──────── Text under study ────────
In his reelection bid the year prior, Bush and Democratic candidate John Kerry traded shots over a potential looming flu vaccine shortage. At a Florida campaign stop, he assured worried retirees “we have millions of vaccines doses on hand for the most vulnerable Americans.”
Trump sends a lot of tweets. You’d think one could be about the flu.
The Trump administration’s handling of this year’s dangerous flu season has included some missteps and missed opportunities.
The first picks for leadership of the Health and Human Services and the Centers for Disease Control were both forced out of their positions over scandal. Tom Price, Trump’s first pick for HHS secretary, stepped down in September after a series of reports about his use of private jets and some eyebrow-raising investments in health care companies while he was in Congress. (Price was photographed getting his flu shot soon before he stepped down.)
────────
#### [Assignment A]
Answer these questions from the passage on presidential responses to the flu:
(i) Where was Bush when he reassured worried retirees about vaccine doses?
(ii) Who was Trump's first pick for HHS secretary?
(iii) In what month did that pick step down?
#### [Assignment B]
Extend the passage on the Trump administration's handling of the flu season, picking up after its final sentence about Price's flu shot.
──────── Given information ────────
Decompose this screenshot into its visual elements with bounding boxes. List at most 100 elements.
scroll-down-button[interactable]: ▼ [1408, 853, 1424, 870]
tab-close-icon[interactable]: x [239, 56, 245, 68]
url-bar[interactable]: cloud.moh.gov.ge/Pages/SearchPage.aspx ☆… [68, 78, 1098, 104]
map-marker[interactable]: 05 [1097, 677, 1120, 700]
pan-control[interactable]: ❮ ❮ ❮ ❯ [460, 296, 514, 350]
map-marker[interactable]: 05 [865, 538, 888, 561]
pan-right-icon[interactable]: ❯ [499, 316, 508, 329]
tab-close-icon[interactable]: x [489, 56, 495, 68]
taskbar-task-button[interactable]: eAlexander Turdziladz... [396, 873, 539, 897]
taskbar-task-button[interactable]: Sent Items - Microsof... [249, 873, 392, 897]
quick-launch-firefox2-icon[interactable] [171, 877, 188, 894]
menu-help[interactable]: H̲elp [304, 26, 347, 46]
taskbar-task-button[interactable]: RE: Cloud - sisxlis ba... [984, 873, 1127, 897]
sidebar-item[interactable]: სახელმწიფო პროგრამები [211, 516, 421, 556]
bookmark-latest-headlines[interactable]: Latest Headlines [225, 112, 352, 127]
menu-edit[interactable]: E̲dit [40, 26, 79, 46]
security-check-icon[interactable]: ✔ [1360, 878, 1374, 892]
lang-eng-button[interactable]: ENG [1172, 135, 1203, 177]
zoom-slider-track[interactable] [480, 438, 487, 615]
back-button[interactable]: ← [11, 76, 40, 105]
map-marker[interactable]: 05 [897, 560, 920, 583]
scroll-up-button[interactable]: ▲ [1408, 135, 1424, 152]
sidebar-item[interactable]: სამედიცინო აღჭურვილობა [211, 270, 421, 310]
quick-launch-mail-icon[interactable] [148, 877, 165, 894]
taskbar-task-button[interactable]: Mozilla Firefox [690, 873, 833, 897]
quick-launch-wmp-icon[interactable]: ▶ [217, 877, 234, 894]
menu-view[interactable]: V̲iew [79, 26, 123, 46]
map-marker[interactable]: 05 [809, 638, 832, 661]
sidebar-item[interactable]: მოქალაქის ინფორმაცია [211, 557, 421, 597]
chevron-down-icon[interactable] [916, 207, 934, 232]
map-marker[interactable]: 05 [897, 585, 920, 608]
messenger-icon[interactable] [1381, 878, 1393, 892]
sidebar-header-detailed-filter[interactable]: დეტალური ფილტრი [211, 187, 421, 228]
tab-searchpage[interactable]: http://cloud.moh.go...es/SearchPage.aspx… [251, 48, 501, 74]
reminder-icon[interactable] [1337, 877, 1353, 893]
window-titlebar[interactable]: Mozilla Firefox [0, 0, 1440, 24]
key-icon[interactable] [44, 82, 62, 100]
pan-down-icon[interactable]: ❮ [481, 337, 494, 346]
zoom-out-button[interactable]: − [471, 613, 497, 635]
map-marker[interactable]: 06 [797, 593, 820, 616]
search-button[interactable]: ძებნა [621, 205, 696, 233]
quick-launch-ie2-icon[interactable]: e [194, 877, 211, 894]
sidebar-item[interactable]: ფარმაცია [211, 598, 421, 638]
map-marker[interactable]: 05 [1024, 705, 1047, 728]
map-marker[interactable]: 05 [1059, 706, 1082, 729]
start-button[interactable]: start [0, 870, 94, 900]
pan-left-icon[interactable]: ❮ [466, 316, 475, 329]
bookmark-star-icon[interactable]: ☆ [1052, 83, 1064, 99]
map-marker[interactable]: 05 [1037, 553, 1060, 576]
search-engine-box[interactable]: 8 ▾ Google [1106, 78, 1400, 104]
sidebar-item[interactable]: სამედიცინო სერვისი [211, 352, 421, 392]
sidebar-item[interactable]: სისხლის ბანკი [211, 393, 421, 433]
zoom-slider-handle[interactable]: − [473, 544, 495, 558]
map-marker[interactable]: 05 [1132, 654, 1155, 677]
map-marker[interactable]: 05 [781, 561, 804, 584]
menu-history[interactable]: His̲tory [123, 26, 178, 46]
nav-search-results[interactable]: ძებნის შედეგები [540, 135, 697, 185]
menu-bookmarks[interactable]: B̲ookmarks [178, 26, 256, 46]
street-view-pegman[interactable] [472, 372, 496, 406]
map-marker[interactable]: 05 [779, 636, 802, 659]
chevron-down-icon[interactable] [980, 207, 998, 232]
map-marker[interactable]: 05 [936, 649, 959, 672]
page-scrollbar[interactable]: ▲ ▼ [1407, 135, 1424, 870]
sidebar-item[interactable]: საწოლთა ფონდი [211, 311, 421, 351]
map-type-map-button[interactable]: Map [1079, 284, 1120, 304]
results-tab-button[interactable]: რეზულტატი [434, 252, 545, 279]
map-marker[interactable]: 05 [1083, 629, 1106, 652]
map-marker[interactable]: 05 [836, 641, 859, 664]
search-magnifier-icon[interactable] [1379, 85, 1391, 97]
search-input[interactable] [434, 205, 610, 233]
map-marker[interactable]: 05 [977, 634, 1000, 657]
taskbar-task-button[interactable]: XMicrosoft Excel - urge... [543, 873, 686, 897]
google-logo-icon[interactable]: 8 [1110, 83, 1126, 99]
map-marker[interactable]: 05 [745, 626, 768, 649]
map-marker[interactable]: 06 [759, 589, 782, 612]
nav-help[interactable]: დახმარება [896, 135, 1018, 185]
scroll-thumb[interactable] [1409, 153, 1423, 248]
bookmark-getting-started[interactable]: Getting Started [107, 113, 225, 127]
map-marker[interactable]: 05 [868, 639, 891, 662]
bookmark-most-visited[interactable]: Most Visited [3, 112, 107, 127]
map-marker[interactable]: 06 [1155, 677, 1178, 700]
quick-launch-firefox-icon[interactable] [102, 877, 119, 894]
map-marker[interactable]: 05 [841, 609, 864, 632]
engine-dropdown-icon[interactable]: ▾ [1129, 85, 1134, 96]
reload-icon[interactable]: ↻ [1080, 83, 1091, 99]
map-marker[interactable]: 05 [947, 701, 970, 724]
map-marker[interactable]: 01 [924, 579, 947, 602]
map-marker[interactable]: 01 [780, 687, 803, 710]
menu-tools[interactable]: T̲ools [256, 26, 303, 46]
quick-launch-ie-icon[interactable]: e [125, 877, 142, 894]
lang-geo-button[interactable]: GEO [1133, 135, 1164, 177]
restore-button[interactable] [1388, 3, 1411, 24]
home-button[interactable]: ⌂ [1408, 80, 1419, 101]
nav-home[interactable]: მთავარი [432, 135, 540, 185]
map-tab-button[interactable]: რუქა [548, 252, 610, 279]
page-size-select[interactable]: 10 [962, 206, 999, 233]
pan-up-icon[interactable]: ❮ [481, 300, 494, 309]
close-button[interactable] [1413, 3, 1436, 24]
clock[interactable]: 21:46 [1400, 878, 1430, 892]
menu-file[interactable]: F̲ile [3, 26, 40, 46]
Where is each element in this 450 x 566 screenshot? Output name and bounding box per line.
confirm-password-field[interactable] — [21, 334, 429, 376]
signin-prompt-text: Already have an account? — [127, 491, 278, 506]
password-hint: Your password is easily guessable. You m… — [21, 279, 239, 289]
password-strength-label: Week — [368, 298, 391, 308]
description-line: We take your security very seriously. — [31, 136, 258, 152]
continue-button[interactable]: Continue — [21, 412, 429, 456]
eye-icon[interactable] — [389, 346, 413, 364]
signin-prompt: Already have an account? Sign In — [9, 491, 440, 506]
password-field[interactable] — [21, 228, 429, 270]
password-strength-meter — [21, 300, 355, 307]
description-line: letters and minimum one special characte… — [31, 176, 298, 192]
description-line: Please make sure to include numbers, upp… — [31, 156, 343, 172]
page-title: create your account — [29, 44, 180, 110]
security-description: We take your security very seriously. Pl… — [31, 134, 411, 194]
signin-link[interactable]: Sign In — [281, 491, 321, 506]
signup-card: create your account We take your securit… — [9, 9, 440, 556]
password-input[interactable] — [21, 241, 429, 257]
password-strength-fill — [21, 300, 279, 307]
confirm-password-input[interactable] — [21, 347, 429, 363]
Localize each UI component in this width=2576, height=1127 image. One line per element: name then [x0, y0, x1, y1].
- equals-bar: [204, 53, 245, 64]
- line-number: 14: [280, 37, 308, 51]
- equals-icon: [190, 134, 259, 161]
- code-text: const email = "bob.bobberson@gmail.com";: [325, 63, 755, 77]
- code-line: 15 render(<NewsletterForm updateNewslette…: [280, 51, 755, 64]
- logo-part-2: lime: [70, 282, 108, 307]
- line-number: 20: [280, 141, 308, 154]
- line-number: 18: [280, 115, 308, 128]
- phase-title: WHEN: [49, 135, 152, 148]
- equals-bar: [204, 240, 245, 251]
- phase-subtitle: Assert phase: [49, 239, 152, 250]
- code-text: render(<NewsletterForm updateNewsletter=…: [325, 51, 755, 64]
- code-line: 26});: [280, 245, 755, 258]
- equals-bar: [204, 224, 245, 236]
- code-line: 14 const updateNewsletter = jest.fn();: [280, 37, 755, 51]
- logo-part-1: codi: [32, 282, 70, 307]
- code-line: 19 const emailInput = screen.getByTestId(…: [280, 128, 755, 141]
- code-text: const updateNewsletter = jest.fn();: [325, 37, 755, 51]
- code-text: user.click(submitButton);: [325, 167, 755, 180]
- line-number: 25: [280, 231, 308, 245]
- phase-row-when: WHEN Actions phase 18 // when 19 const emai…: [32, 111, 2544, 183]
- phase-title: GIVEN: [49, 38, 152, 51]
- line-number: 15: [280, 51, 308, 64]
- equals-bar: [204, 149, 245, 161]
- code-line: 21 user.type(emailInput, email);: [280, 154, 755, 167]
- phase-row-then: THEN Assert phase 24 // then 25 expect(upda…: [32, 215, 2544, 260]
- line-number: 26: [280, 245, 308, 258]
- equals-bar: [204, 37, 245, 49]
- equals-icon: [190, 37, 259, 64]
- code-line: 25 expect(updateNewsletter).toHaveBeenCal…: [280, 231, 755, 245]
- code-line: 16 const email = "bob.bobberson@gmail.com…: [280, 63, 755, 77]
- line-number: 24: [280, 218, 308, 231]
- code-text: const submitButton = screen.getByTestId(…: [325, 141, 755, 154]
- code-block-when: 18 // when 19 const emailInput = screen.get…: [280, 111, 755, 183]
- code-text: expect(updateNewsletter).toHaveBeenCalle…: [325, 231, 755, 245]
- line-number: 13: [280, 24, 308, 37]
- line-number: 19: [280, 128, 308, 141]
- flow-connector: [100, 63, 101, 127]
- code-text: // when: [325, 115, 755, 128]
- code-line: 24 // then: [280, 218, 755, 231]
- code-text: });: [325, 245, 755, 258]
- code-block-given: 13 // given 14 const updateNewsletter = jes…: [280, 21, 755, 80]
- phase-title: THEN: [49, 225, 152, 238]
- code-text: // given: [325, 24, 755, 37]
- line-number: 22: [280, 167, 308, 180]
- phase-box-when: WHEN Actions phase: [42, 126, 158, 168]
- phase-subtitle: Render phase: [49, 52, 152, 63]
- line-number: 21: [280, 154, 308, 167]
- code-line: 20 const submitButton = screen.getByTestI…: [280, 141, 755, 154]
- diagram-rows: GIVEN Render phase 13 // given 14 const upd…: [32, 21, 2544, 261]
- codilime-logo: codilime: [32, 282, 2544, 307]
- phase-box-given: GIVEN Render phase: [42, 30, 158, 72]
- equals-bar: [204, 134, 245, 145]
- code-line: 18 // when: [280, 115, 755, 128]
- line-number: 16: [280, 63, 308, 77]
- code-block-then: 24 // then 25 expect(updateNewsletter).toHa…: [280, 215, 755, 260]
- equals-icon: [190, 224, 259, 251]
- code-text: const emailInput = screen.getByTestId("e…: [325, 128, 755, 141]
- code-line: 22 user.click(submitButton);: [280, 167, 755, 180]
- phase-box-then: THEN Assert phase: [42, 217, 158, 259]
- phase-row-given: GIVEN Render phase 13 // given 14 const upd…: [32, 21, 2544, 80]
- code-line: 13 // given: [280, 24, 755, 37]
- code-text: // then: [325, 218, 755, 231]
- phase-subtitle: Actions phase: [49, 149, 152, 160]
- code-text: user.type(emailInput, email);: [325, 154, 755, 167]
────────
#### [Task response A]
(i) At a Florida campaign stop.
(ii) Tom Price.
(iii) September.

#### [Task response B]
Price’s replacement, Alex Azar, was confirmed in late January. Brenda Fitzgerald, Trump’s CDC pick, stepped down last month after revelations she was buying tobacco stocks while at the CDC. Anne Schuchat, who first came to the CDC in 1988, has taken over as interim director.
“There has been remarkable turmoil around health issues and a vacuum of leadership in the health area,” Parmet said. “Public health prevention itself just does not seem like a priority for this administration.”
Despite obvious warning signs this year’s flu season might be severe, the CDC issued no unusual warning, noted New York Times health and science reporter Donald McNeil over the weekend. It also missed a public relations opportunity — the 100th anniversary of the 1918 Spanish flu and the 50th anniversary of the 1968 Hong Kong flu, both of which were very deadly.
Trump in a 2015 radio interview said he doesn’t really believe in flu shots, claiming he’d never had one. “I don’t like the idea of injecting bad stuff into your body,” he said. But the results of his physical exam by the White House doctor indicate the president is up to date on “his routine vaccinations, to include his seasonal influenza,” suggesting he did get his flu shot this year.
He’s made no fanfare of it, and it’s not like he doesn’t know how to. While he called for the US to close its borders — including to Americans — during the Ebola outbreak in 2014, he’s made no such pronouncements on the flu.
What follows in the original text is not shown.